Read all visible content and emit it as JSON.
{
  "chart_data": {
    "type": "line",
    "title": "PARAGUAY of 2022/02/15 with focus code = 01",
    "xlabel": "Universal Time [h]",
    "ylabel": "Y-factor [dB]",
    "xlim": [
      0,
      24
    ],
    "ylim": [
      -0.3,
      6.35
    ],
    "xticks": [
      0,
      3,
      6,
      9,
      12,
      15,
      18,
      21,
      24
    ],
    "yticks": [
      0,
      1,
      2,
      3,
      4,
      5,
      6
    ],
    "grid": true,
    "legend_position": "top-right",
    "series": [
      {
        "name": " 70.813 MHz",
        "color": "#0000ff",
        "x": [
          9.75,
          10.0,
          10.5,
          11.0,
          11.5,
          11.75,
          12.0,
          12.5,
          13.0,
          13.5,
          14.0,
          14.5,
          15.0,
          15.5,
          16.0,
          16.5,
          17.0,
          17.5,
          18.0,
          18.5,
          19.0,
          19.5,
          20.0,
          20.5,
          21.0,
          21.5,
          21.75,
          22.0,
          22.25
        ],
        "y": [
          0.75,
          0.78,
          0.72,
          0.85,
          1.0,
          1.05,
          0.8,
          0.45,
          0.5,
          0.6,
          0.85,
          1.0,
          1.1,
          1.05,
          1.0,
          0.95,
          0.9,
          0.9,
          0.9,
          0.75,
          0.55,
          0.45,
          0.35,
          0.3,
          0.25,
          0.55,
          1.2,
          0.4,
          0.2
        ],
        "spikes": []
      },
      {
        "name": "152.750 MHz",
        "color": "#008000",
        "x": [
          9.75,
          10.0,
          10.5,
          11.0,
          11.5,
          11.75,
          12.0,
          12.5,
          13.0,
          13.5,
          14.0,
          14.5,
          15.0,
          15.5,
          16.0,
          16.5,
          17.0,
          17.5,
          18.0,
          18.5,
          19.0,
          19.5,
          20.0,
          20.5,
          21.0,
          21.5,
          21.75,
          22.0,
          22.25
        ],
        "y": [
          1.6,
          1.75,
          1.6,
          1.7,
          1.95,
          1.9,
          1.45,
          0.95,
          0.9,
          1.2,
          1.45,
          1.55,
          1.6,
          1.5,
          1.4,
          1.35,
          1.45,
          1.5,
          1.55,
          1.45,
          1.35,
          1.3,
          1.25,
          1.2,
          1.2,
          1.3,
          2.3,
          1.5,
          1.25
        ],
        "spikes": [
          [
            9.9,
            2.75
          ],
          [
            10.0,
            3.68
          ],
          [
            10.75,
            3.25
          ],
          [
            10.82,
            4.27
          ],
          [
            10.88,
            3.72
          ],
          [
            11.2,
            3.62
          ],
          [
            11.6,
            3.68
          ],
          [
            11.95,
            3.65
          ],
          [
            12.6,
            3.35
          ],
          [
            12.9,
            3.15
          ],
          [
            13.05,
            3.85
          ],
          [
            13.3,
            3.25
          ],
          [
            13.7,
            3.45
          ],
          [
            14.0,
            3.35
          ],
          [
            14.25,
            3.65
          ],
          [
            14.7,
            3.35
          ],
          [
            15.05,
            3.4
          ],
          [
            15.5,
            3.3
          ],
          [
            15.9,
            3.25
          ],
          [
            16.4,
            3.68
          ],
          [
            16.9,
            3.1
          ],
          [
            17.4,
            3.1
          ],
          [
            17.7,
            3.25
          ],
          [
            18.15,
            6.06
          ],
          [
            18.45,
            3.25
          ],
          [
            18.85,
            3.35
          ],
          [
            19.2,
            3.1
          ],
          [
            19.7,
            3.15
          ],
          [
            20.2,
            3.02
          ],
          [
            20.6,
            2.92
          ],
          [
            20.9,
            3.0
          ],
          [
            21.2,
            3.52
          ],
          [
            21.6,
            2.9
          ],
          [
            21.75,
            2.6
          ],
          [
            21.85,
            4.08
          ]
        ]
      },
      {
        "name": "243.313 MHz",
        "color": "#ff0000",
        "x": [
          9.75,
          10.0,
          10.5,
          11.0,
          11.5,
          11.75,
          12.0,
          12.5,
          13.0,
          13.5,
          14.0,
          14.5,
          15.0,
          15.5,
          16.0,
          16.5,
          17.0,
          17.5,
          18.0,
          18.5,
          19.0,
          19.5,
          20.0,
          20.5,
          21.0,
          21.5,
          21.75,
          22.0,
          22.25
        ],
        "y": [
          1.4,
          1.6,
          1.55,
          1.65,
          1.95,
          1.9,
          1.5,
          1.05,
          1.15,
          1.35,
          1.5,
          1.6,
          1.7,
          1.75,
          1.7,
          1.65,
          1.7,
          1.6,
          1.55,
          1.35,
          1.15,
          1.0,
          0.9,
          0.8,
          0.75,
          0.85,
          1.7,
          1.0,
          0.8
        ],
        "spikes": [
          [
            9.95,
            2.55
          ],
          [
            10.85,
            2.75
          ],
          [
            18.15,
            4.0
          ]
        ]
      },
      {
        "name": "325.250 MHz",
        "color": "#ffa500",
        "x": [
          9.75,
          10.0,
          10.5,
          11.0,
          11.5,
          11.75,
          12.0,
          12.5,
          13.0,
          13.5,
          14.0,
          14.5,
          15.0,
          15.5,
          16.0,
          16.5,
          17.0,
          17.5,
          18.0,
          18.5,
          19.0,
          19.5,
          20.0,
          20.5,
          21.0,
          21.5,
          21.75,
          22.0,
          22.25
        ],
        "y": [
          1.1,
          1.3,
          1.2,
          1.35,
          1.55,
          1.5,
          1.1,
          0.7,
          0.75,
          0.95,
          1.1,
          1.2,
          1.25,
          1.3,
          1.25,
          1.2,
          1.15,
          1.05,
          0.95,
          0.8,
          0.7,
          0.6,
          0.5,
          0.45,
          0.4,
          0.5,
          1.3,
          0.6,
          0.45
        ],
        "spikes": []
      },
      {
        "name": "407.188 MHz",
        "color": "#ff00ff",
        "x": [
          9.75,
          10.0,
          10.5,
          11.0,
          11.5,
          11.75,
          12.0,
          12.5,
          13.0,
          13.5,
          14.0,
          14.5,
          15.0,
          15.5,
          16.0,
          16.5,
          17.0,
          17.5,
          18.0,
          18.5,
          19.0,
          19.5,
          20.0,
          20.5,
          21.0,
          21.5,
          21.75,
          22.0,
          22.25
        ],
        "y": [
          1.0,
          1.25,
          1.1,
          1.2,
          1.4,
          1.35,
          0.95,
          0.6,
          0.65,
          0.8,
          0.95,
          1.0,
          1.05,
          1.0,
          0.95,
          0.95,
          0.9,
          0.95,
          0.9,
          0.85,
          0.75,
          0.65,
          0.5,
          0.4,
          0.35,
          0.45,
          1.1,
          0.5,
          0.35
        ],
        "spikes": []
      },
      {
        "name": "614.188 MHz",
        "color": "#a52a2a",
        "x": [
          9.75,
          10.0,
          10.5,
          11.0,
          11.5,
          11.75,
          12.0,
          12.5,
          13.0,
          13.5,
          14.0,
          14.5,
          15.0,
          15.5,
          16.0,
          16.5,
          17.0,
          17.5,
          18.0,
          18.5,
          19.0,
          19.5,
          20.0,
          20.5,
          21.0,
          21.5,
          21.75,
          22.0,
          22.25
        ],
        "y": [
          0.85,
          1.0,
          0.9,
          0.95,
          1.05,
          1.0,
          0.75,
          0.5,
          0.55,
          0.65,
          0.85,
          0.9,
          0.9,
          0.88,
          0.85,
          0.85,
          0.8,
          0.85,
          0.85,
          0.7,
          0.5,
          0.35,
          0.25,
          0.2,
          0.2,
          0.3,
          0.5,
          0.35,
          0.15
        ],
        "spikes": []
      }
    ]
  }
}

....................

• Your task:
Scan the material above. Copy each line that holds the word "color".

• Reply to the task:
        "color": "#0000ff",
        "color": "#008000",
        "color": "#ff0000",
        "color": "#ffa500",
        "color": "#ff00ff",
        "color": "#a52a2a",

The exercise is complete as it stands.